AIM OF THE TASK
The listing below is the input. Say how many of its lines contain "COUNTY", giving the number alone.

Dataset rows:
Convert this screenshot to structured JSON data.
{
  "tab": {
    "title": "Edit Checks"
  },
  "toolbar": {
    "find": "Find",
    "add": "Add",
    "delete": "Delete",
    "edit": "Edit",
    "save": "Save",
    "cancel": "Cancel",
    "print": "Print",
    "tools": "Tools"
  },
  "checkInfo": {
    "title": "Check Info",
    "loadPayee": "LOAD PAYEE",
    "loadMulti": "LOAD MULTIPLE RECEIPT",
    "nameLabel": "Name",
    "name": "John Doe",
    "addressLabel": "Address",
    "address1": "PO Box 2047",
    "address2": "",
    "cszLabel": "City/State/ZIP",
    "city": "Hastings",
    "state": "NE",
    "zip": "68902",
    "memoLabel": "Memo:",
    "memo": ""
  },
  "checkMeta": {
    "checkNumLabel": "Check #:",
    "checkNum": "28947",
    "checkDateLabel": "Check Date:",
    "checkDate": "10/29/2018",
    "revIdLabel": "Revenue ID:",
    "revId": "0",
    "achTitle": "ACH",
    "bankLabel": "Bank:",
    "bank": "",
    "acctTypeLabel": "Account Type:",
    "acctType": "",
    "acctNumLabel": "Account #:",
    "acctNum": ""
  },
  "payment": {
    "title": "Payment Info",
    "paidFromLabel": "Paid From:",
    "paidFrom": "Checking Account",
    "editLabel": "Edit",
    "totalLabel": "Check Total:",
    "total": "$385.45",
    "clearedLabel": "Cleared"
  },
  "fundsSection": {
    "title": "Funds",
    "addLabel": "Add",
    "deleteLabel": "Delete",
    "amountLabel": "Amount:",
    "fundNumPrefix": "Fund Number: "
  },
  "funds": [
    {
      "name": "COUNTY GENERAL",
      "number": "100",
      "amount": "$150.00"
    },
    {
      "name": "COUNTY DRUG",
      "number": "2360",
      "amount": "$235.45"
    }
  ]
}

TASK RESPONSE
2